Saved data entries

^^^^^^^^

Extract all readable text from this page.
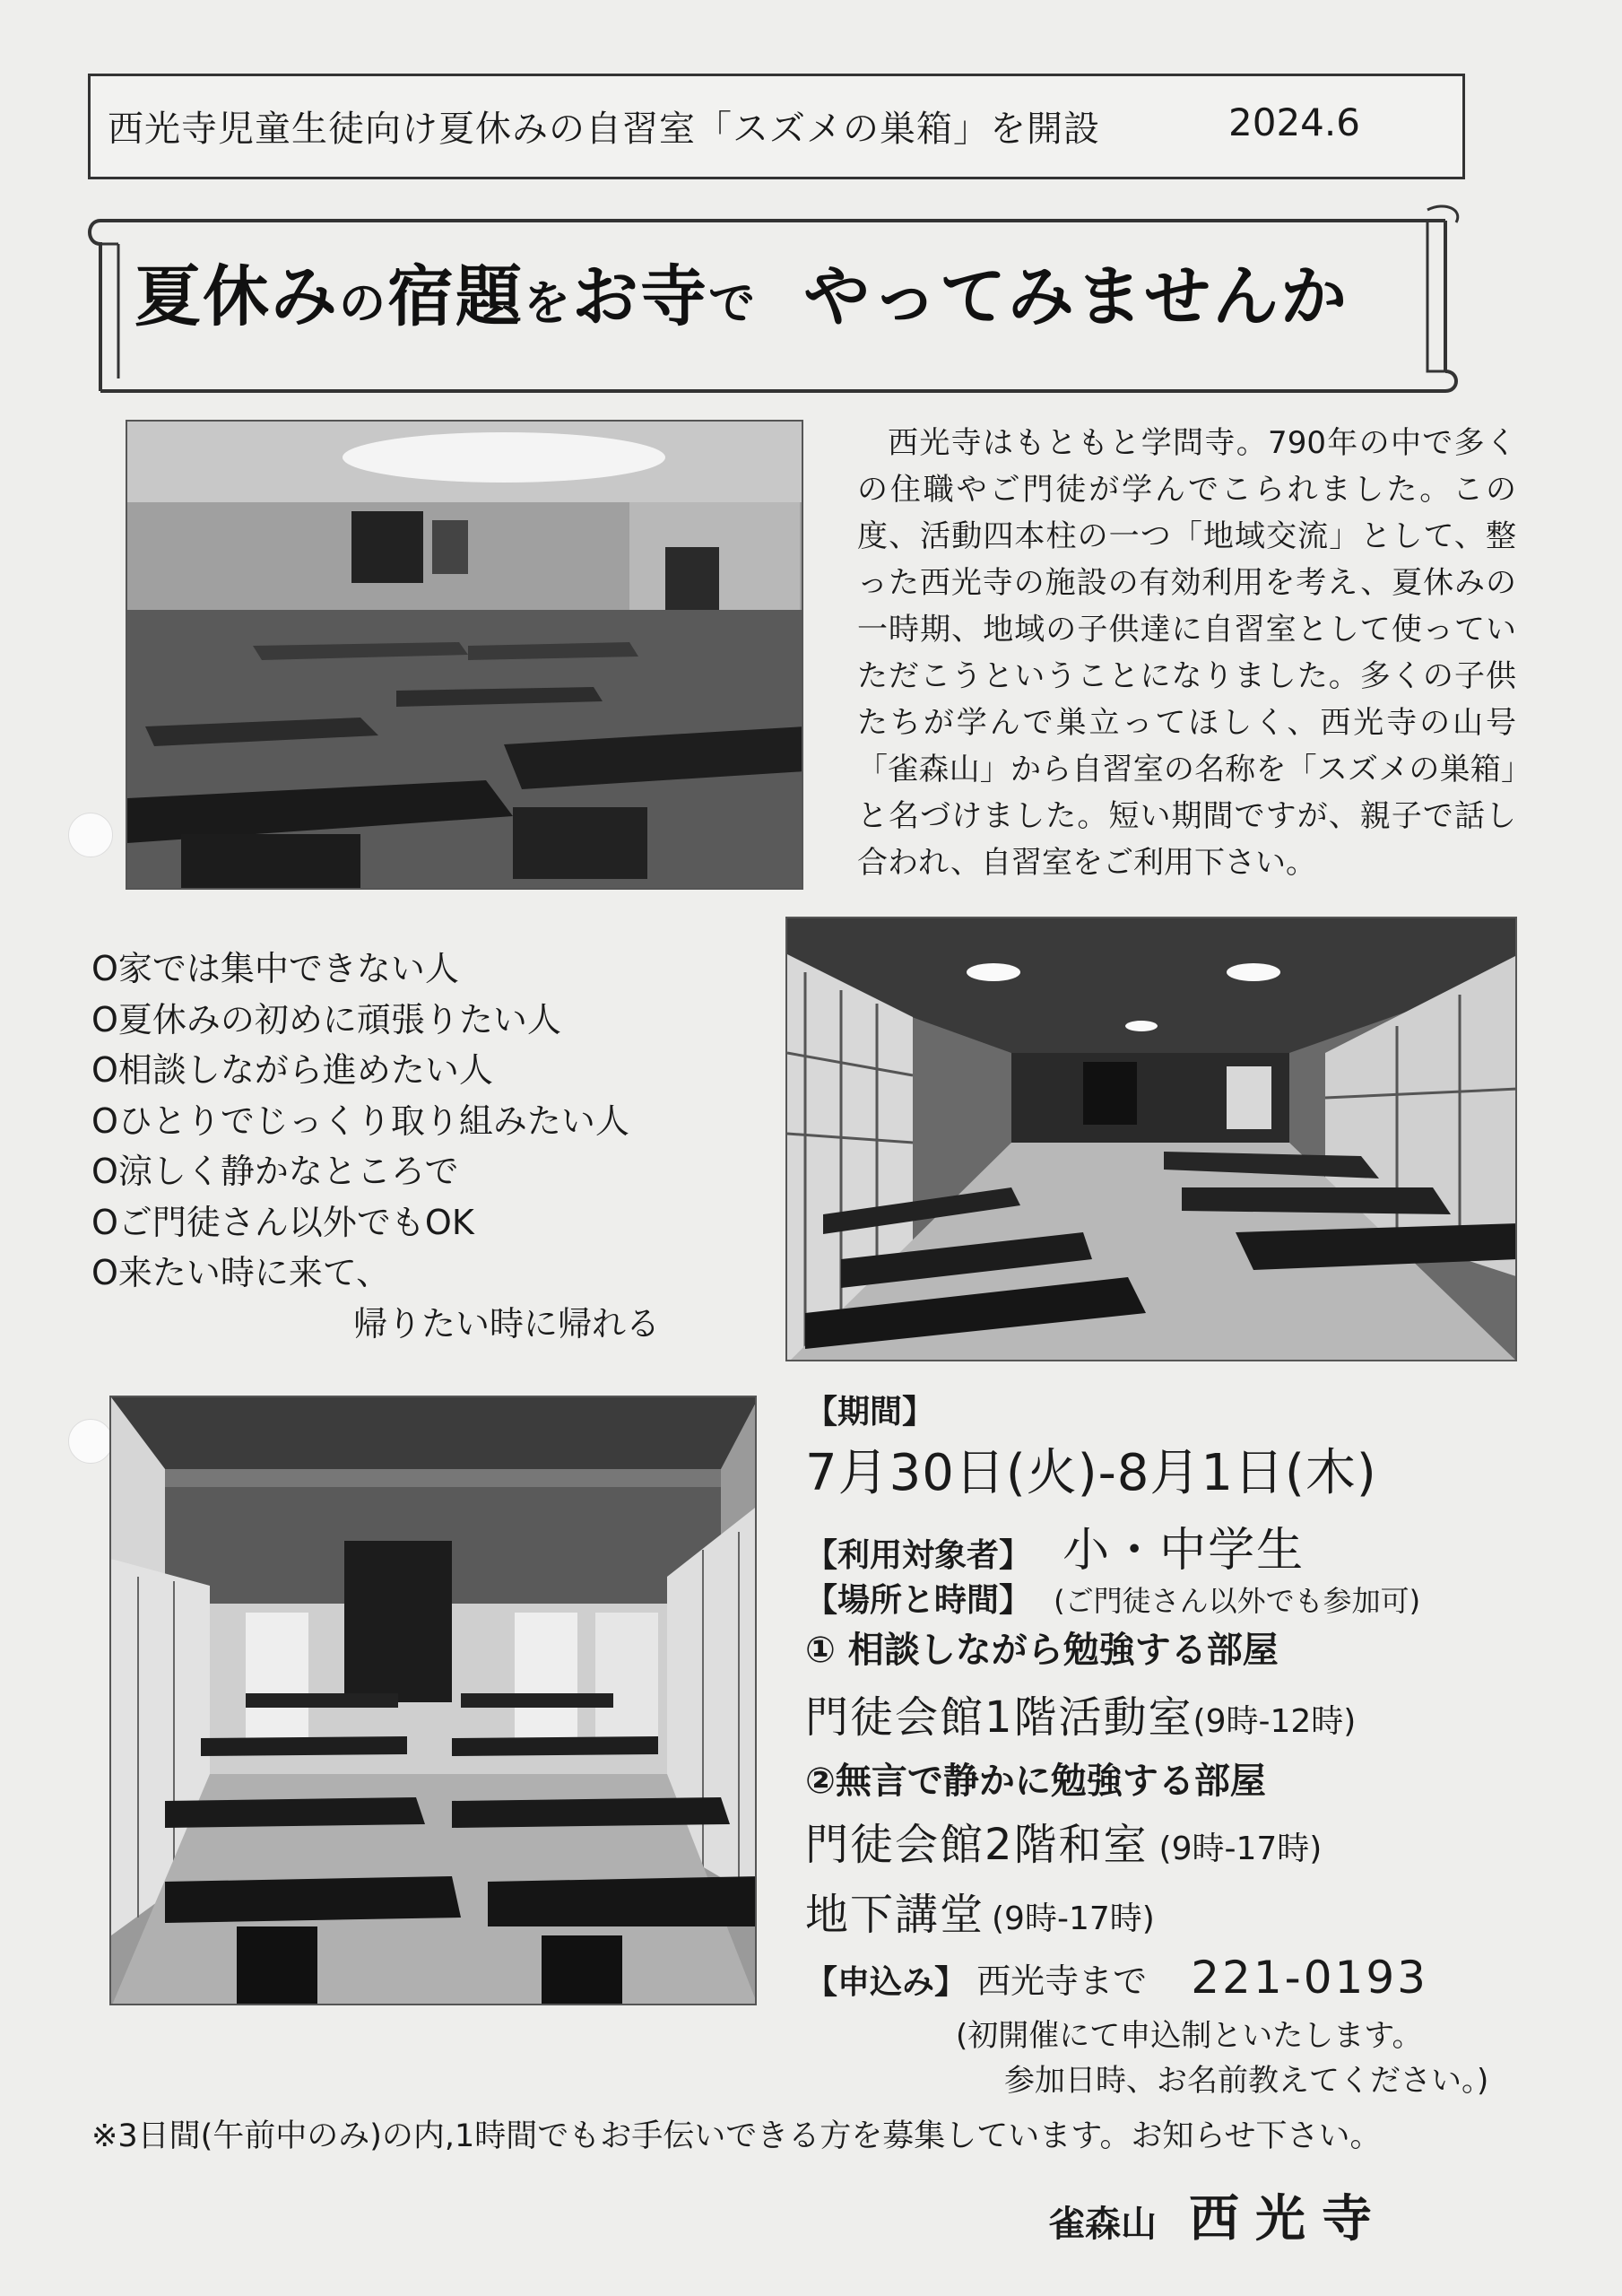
西光寺児童生徒向け夏休みの自習室「スズメの巣箱」を開設	2024.6
夏休みの宿題をお寺で やってみませんか
西光寺はもともと学問寺。790年の中で多くの住職やご門徒が学んでこられました。この度、活動四本柱の一つ「地域交流」として、整った西光寺の施設の有効利用を考え、夏休みの一時期、地域の子供達に自習室として使っていただこうということになりました。多くの子供たちが学んで巣立ってほしく、西光寺の山号「雀森山」から自習室の名称を「スズメの巣箱」と名づけました。短い期間ですが、親子で話し合われ、自習室をご利用下さい。
O家では集中できない人
O夏休みの初めに頑張りたい人
O相談しながら進めたい人
Oひとりでじっくり取り組みたい人
O涼しく静かなところで
Oご門徒さん以外でもOK
O来たい時に来て、
帰りたい時に帰れる
【期間】
7月30日(火)-8月1日(木)
【利用対象者】 小・中学生
【場所と時間】 (ご門徒さん以外でも参加可)
① 相談しながら勉強する部屋
門徒会館1階活動室(9時-12時)
②無言で静かに勉強する部屋
門徒会館2階和室 (9時-17時)
地下講堂 (9時-17時)
【申込み】 西光寺まで 221-0193
(初開催にて申込制といたします。
参加日時、お名前教えてください。)
※3日間(午前中のみ)の内,1時間でもお手伝いできる方を募集しています。お知らせ下さい。
雀森山 西光寺
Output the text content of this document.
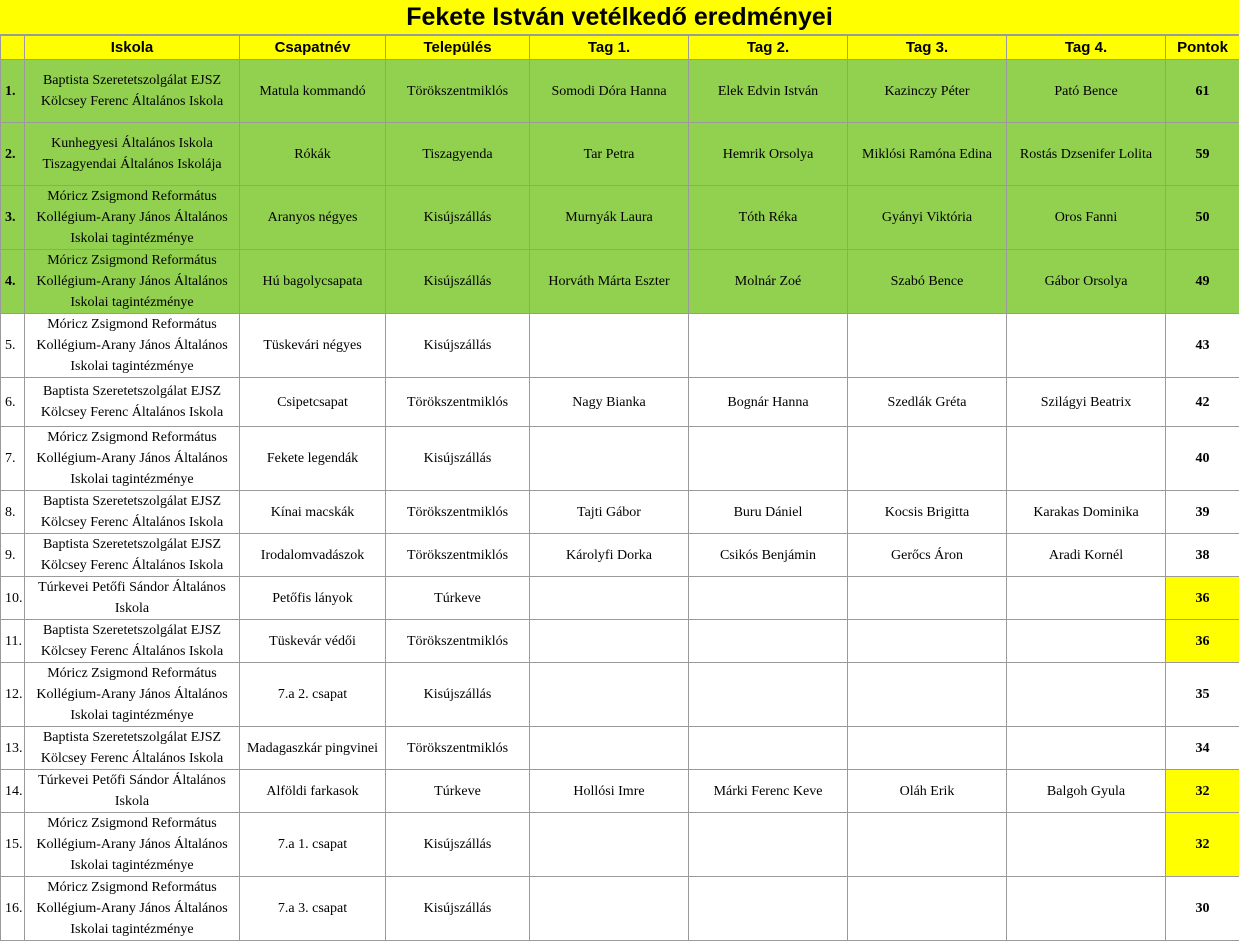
Fekete István vetélkedő eredményei
	Iskola	Csapatnév	Település	Tag 1.	Tag 2.	Tag 3.	Tag 4.	Pontok
1.	Baptista Szeretetszolgálat EJSZ Kölcsey Ferenc Általános Iskola	Matula kommandó	Törökszentmiklós	Somodi Dóra Hanna	Elek Edvin István	Kazinczy Péter	Pató Bence	61
2.	Kunhegyesi Általános Iskola Tiszagyendai Általános Iskolája	Rókák	Tiszagyenda	Tar Petra	Hemrik Orsolya	Miklósi Ramóna Edina	Rostás Dzsenifer Lolita	59
3.	Móricz Zsigmond Református Kollégium-Arany János Általános Iskolai tagintézménye	Aranyos négyes	Kisújszállás	Murnyák Laura	Tóth Réka	Gyányi Viktória	Oros Fanni	50
4.	Móricz Zsigmond Református Kollégium-Arany János Általános Iskolai tagintézménye	Hú bagolycsapata	Kisújszállás	Horváth Márta Eszter	Molnár Zoé	Szabó Bence	Gábor Orsolya	49
5.	Móricz Zsigmond Református Kollégium-Arany János Általános Iskolai tagintézménye	Tüskevári négyes	Kisújszállás					43
6.	Baptista Szeretetszolgálat EJSZ Kölcsey Ferenc Általános Iskola	Csipetcsapat	Törökszentmiklós	Nagy Bianka	Bognár Hanna	Szedlák Gréta	Szilágyi Beatrix	42
7.	Móricz Zsigmond Református Kollégium-Arany János Általános Iskolai tagintézménye	Fekete legendák	Kisújszállás					40
8.	Baptista Szeretetszolgálat EJSZ Kölcsey Ferenc Általános Iskola	Kínai macskák	Törökszentmiklós	Tajti Gábor	Buru Dániel	Kocsis Brigitta	Karakas Dominika	39
9.	Baptista Szeretetszolgálat EJSZ Kölcsey Ferenc Általános Iskola	Irodalomvadászok	Törökszentmiklós	Károlyfi Dorka	Csikós Benjámin	Gerőcs Áron	Aradi Kornél	38
10.	Túrkevei Petőfi Sándor Általános Iskola	Petőfis lányok	Túrkeve					36
11.	Baptista Szeretetszolgálat EJSZ Kölcsey Ferenc Általános Iskola	Tüskevár védői	Törökszentmiklós					36
12.	Móricz Zsigmond Református Kollégium-Arany János Általános Iskolai tagintézménye	7.a 2. csapat	Kisújszállás					35
13.	Baptista Szeretetszolgálat EJSZ Kölcsey Ferenc Általános Iskola	Madagaszkár pingvinei	Törökszentmiklós					34
14.	Túrkevei Petőfi Sándor Általános Iskola	Alföldi farkasok	Túrkeve	Hollósi Imre	Márki Ferenc Keve	Oláh Erik	Balgoh Gyula	32
15.	Móricz Zsigmond Református Kollégium-Arany János Általános Iskolai tagintézménye	7.a 1. csapat	Kisújszállás					32
16.	Móricz Zsigmond Református Kollégium-Arany János Általános Iskolai tagintézménye	7.a 3. csapat	Kisújszállás					30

^^^^^^^^

_Given exercise_: Write out the full listing verbatim, excluding its pictures.

_Solution for this task_:
Extract all readable text from this page.
西光寺児童生徒向け夏休みの自習室「スズメの巣箱」を開設	2024.6
夏休みの宿題をお寺で やってみませんか
西光寺はもともと学問寺。790年の中で多くの住職やご門徒が学んでこられました。この度、活動四本柱の一つ「地域交流」として、整った西光寺の施設の有効利用を考え、夏休みの一時期、地域の子供達に自習室として使っていただこうということになりました。多くの子供たちが学んで巣立ってほしく、西光寺の山号「雀森山」から自習室の名称を「スズメの巣箱」と名づけました。短い期間ですが、親子で話し合われ、自習室をご利用下さい。
O家では集中できない人
O夏休みの初めに頑張りたい人
O相談しながら進めたい人
Oひとりでじっくり取り組みたい人
O涼しく静かなところで
Oご門徒さん以外でもOK
O来たい時に来て、
帰りたい時に帰れる
【期間】
7月30日(火)-8月1日(木)
【利用対象者】 小・中学生
【場所と時間】 (ご門徒さん以外でも参加可)
① 相談しながら勉強する部屋
門徒会館1階活動室(9時-12時)
②無言で静かに勉強する部屋
門徒会館2階和室 (9時-17時)
地下講堂 (9時-17時)
【申込み】 西光寺まで 221-0193
(初開催にて申込制といたします。
参加日時、お名前教えてください。)
※3日間(午前中のみ)の内,1時間でもお手伝いできる方を募集しています。お知らせ下さい。
雀森山 西光寺
Output the text content of this document.
Fekete István vetélkedő eredményei
	Iskola	Csapatnév	Település	Tag 1.	Tag 2.	Tag 3.	Tag 4.	Pontok
1.	Baptista Szeretetszolgálat EJSZ Kölcsey Ferenc Általános Iskola	Matula kommandó	Törökszentmiklós	Somodi Dóra Hanna	Elek Edvin István	Kazinczy Péter	Pató Bence	61
2.	Kunhegyesi Általános Iskola Tiszagyendai Általános Iskolája	Rókák	Tiszagyenda	Tar Petra	Hemrik Orsolya	Miklósi Ramóna Edina	Rostás Dzsenifer Lolita	59
3.	Móricz Zsigmond Református Kollégium-Arany János Általános Iskolai tagintézménye	Aranyos négyes	Kisújszállás	Murnyák Laura	Tóth Réka	Gyányi Viktória	Oros Fanni	50
4.	Móricz Zsigmond Református Kollégium-Arany János Általános Iskolai tagintézménye	Hú bagolycsapata	Kisújszállás	Horváth Márta Eszter	Molnár Zoé	Szabó Bence	Gábor Orsolya	49
5.	Móricz Zsigmond Református Kollégium-Arany János Általános Iskolai tagintézménye	Tüskevári négyes	Kisújszállás					43
6.	Baptista Szeretetszolgálat EJSZ Kölcsey Ferenc Általános Iskola	Csipetcsapat	Törökszentmiklós	Nagy Bianka	Bognár Hanna	Szedlák Gréta	Szilágyi Beatrix	42
7.	Móricz Zsigmond Református Kollégium-Arany János Általános Iskolai tagintézménye	Fekete legendák	Kisújszállás					40
8.	Baptista Szeretetszolgálat EJSZ Kölcsey Ferenc Általános Iskola	Kínai macskák	Törökszentmiklós	Tajti Gábor	Buru Dániel	Kocsis Brigitta	Karakas Dominika	39
9.	Baptista Szeretetszolgálat EJSZ Kölcsey Ferenc Általános Iskola	Irodalomvadászok	Törökszentmiklós	Károlyfi Dorka	Csikós Benjámin	Gerőcs Áron	Aradi Kornél	38
10.	Túrkevei Petőfi Sándor Általános Iskola	Petőfis lányok	Túrkeve					36
11.	Baptista Szeretetszolgálat EJSZ Kölcsey Ferenc Általános Iskola	Tüskevár védői	Törökszentmiklós					36
12.	Móricz Zsigmond Református Kollégium-Arany János Általános Iskolai tagintézménye	7.a 2. csapat	Kisújszállás					35
13.	Baptista Szeretetszolgálat EJSZ Kölcsey Ferenc Általános Iskola	Madagaszkár pingvinei	Törökszentmiklós					34
14.	Túrkevei Petőfi Sándor Általános Iskola	Alföldi farkasok	Túrkeve	Hollósi Imre	Márki Ferenc Keve	Oláh Erik	Balgoh Gyula	32
15.	Móricz Zsigmond Református Kollégium-Arany János Általános Iskolai tagintézménye	7.a 1. csapat	Kisújszállás					32
16.	Móricz Zsigmond Református Kollégium-Arany János Általános Iskolai tagintézménye	7.a 3. csapat	Kisújszállás					30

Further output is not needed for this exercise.